Pasaje:
============

He seguido el destino del cadáver de la víctima con el fin de demostrar que el canibalismo azteca no era una degustación superficial de las golosinas ceremoniales. Todas las partes comestibles se utilizaban de un modo claramente comparable con el consumo de los animales domesticados. Es legítimo describir a los sacerdotes aztecas como asesinos rituales en un sistema patrocinado por el estado y destinado a la producción y redistribución de cantidades considerables de proteínas animales en forma de carne humana. Desde luego, los sacerdotes tenían otros deberes, pero ninguno con más sentido práctico que su carnicería.
Las condiciones que permitieron la aparición del reino caníbal azteca merecen un cuidadoso estudio. En otros sitios, el surgimiento de estados e imperios contribuyó a la desaparición de las pautas anteriores de sacrificio humano y canibalismo. A diferencia de los dioses aztecas, los máximos dioses del Viejo Mundo declaraban tabú el consumo de carne humana. ¿Por qué sólo en Mesoamérica los dioses alentaron el canibalismo? Como propone Harner, creo que debemos buscar la respuesta tanto en los agotamientos específicos del ecosistema mesoamericano bajo el impacto de siglos de intensificación y de crecimiento demográfico, como en los costos y beneficios de utilizar carne humana como fuente de proteínas animales a falta de opciones más baratas.

============

Segmento de datos:
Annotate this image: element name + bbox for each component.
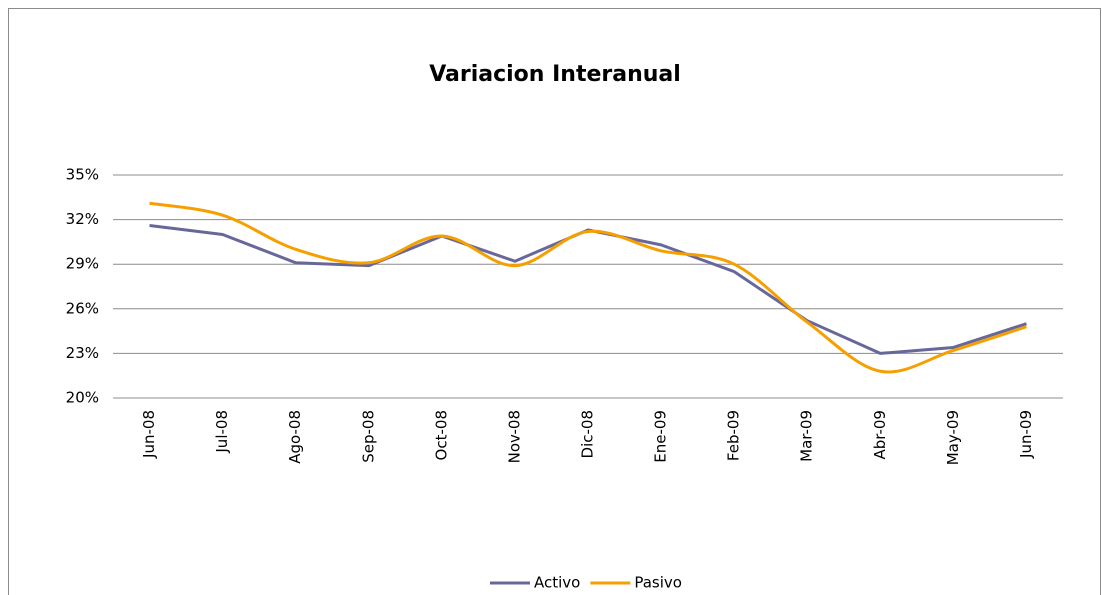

============

Instrucciones: Transcriba de nuevo, completo y palabra por palabra, el pasaje sobre el canibalismo azteca.

Resultado correcto:
He seguido el destino del cadáver de la víctima con el fin de demostrar que el canibalismo azteca no era una degustación superficial de las golosinas ceremoniales. Todas las partes comestibles se utilizaban de un modo claramente comparable con el consumo de los animales domesticados. Es legítimo describir a los sacerdotes aztecas como asesinos rituales en un sistema patrocinado por el estado y destinado a la producción y redistribución de cantidades considerables de proteínas animales en forma de carne humana. Desde luego, los sacerdotes tenían otros deberes, pero ninguno con más sentido práctico que su carnicería.
Las condiciones que permitieron la aparición del reino caníbal azteca merecen un cuidadoso estudio. En otros sitios, el surgimiento de estados e imperios contribuyó a la desaparición de las pautas anteriores de sacrificio humano y canibalismo. A diferencia de los dioses aztecas, los máximos dioses del Viejo Mundo declaraban tabú el consumo de carne humana. ¿Por qué sólo en Mesoamérica los dioses alentaron el canibalismo? Como propone Harner, creo que debemos buscar la respuesta tanto en los agotamientos específicos del ecosistema mesoamericano bajo el impacto de siglos de intensificación y de crecimiento demográfico, como en los costos y beneficios de utilizar carne humana como fuente de proteínas animales a falta de opciones más baratas.